**ENTRIES SHOWN:**
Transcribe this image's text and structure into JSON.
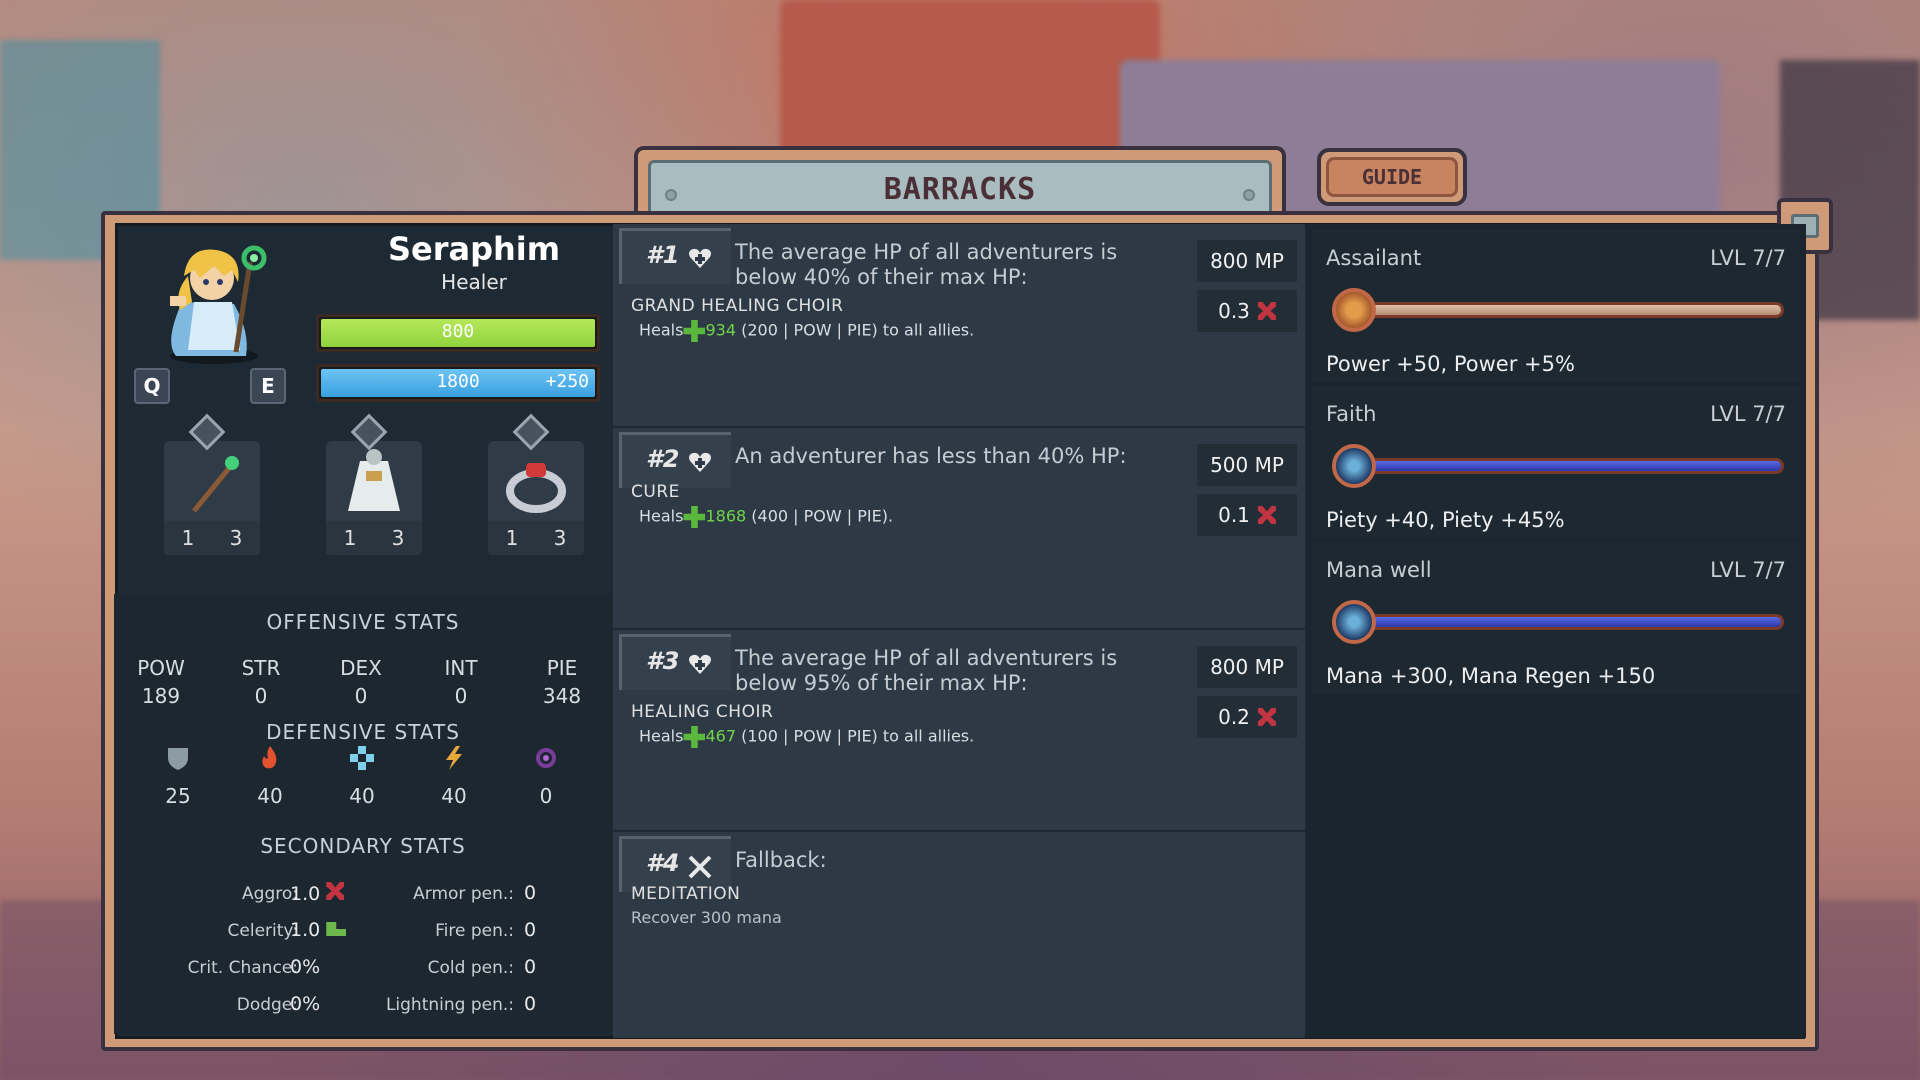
{
  "title": "BARRACKS",
  "guide_label": "GUIDE",
  "hero": {
    "name": "Seraphim",
    "class": "Healer",
    "hp": "800",
    "mp": "1800",
    "mp_bonus": "+250",
    "hp_fill": 1.0,
    "mp_fill": 1.0,
    "key_prev": "Q",
    "key_next": "E",
    "colors": {
      "hp": "#8fd33c",
      "mp": "#3aa0e0"
    }
  },
  "equipment": [
    {
      "icon": "staff-icon",
      "a": "1",
      "b": "3"
    },
    {
      "icon": "robe-icon",
      "a": "1",
      "b": "3"
    },
    {
      "icon": "ring-icon",
      "a": "1",
      "b": "3"
    }
  ],
  "offensive": {
    "title": "OFFENSIVE STATS",
    "stats": [
      {
        "label": "POW",
        "value": "189"
      },
      {
        "label": "STR",
        "value": "0"
      },
      {
        "label": "DEX",
        "value": "0"
      },
      {
        "label": "INT",
        "value": "0"
      },
      {
        "label": "PIE",
        "value": "348"
      }
    ]
  },
  "defensive": {
    "title": "DEFENSIVE STATS",
    "stats": [
      {
        "icon": "armor-shield-icon",
        "value": "25"
      },
      {
        "icon": "fire-resist-icon",
        "value": "40"
      },
      {
        "icon": "cold-resist-icon",
        "value": "40"
      },
      {
        "icon": "lightning-resist-icon",
        "value": "40"
      },
      {
        "icon": "void-resist-icon",
        "value": "0"
      }
    ]
  },
  "secondary": {
    "title": "SECONDARY STATS",
    "left": [
      {
        "label": "Aggro:",
        "value": "1.0"
      },
      {
        "label": "Celerity:",
        "value": "1.0"
      },
      {
        "label": "Crit. Chance:",
        "value": "0%"
      },
      {
        "label": "Dodge:",
        "value": "0%"
      }
    ],
    "right": [
      {
        "label": "Armor pen.:",
        "value": "0"
      },
      {
        "label": "Fire pen.:",
        "value": "0"
      },
      {
        "label": "Cold pen.:",
        "value": "0"
      },
      {
        "label": "Lightning pen.:",
        "value": "0"
      }
    ]
  },
  "tactics": [
    {
      "num": "#1",
      "icon": "heart-icon",
      "condition": "The average HP of all adventurers is below 40% of their max HP:",
      "ability": "GRAND HEALING CHOIR",
      "desc_pre": "Heals",
      "amount": "934",
      "desc_post": "(200 | POW | PIE) to all allies.",
      "mp": "800 MP",
      "cd": "0.3"
    },
    {
      "num": "#2",
      "icon": "heart-icon",
      "condition": "An adventurer has less than 40% HP:",
      "ability": "CURE",
      "desc_pre": "Heals",
      "amount": "1868",
      "desc_post": "(400 | POW | PIE).",
      "mp": "500 MP",
      "cd": "0.1"
    },
    {
      "num": "#3",
      "icon": "heart-icon",
      "condition": "The average HP of all adventurers is below 95% of their max HP:",
      "ability": "HEALING CHOIR",
      "desc_pre": "Heals",
      "amount": "467",
      "desc_post": "(100 | POW | PIE) to all allies.",
      "mp": "800 MP",
      "cd": "0.2"
    },
    {
      "num": "#4",
      "icon": "crossed-swords-icon",
      "condition": "Fallback:",
      "ability": "MEDITATION",
      "desc": "Recover 300 mana"
    }
  ],
  "traits": [
    {
      "name": "Assailant",
      "level": "LVL 7/7",
      "effect": "Power +50, Power +5%",
      "color": "#c9a48a",
      "icon": "sun-orb-icon"
    },
    {
      "name": "Faith",
      "level": "LVL 7/7",
      "effect": "Piety +40, Piety +45%",
      "color": "#3f4fd0",
      "icon": "blue-orb-icon"
    },
    {
      "name": "Mana well",
      "level": "LVL 7/7",
      "effect": "Mana +300, Mana Regen +150",
      "color": "#3f4fd0",
      "icon": "blue-orb-icon"
    }
  ]
}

**DESCRIPTION OF THE TASK:**
All of the data above should be transcribed verbatim, with pictures omitted.

**EXERCISE OUTPUT:**
Transcribe this image's text and structure into JSON.
{
  "title": "BARRACKS",
  "guide_label": "GUIDE",
  "hero": {
    "name": "Seraphim",
    "class": "Healer",
    "hp": "800",
    "mp": "1800",
    "mp_bonus": "+250",
    "hp_fill": 1.0,
    "mp_fill": 1.0,
    "key_prev": "Q",
    "key_next": "E",
    "colors": {
      "hp": "#8fd33c",
      "mp": "#3aa0e0"
    }
  },
  "equipment": [
    {
      "icon": "staff-icon",
      "a": "1",
      "b": "3"
    },
    {
      "icon": "robe-icon",
      "a": "1",
      "b": "3"
    },
    {
      "icon": "ring-icon",
      "a": "1",
      "b": "3"
    }
  ],
  "offensive": {
    "title": "OFFENSIVE STATS",
    "stats": [
      {
        "label": "POW",
        "value": "189"
      },
      {
        "label": "STR",
        "value": "0"
      },
      {
        "label": "DEX",
        "value": "0"
      },
      {
        "label": "INT",
        "value": "0"
      },
      {
        "label": "PIE",
        "value": "348"
      }
    ]
  },
  "defensive": {
    "title": "DEFENSIVE STATS",
    "stats": [
      {
        "icon": "armor-shield-icon",
        "value": "25"
      },
      {
        "icon": "fire-resist-icon",
        "value": "40"
      },
      {
        "icon": "cold-resist-icon",
        "value": "40"
      },
      {
        "icon": "lightning-resist-icon",
        "value": "40"
      },
      {
        "icon": "void-resist-icon",
        "value": "0"
      }
    ]
  },
  "secondary": {
    "title": "SECONDARY STATS",
    "left": [
      {
        "label": "Aggro:",
        "value": "1.0"
      },
      {
        "label": "Celerity:",
        "value": "1.0"
      },
      {
        "label": "Crit. Chance:",
        "value": "0%"
      },
      {
        "label": "Dodge:",
        "value": "0%"
      }
    ],
    "right": [
      {
        "label": "Armor pen.:",
        "value": "0"
      },
      {
        "label": "Fire pen.:",
        "value": "0"
      },
      {
        "label": "Cold pen.:",
        "value": "0"
      },
      {
        "label": "Lightning pen.:",
        "value": "0"
      }
    ]
  },
  "tactics": [
    {
      "num": "#1",
      "icon": "heart-icon",
      "condition": "The average HP of all adventurers is below 40% of their max HP:",
      "ability": "GRAND HEALING CHOIR",
      "desc_pre": "Heals",
      "amount": "934",
      "desc_post": "(200 | POW | PIE) to all allies.",
      "mp": "800 MP",
      "cd": "0.3"
    },
    {
      "num": "#2",
      "icon": "heart-icon",
      "condition": "An adventurer has less than 40% HP:",
      "ability": "CURE",
      "desc_pre": "Heals",
      "amount": "1868",
      "desc_post": "(400 | POW | PIE).",
      "mp": "500 MP",
      "cd": "0.1"
    },
    {
      "num": "#3",
      "icon": "heart-icon",
      "condition": "The average HP of all adventurers is below 95% of their max HP:",
      "ability": "HEALING CHOIR",
      "desc_pre": "Heals",
      "amount": "467",
      "desc_post": "(100 | POW | PIE) to all allies.",
      "mp": "800 MP",
      "cd": "0.2"
    },
    {
      "num": "#4",
      "icon": "crossed-swords-icon",
      "condition": "Fallback:",
      "ability": "MEDITATION",
      "desc": "Recover 300 mana"
    }
  ],
  "traits": [
    {
      "name": "Assailant",
      "level": "LVL 7/7",
      "effect": "Power +50, Power +5%",
      "color": "#c9a48a",
      "icon": "sun-orb-icon"
    },
    {
      "name": "Faith",
      "level": "LVL 7/7",
      "effect": "Piety +40, Piety +45%",
      "color": "#3f4fd0",
      "icon": "blue-orb-icon"
    },
    {
      "name": "Mana well",
      "level": "LVL 7/7",
      "effect": "Mana +300, Mana Regen +150",
      "color": "#3f4fd0",
      "icon": "blue-orb-icon"
    }
  ]
}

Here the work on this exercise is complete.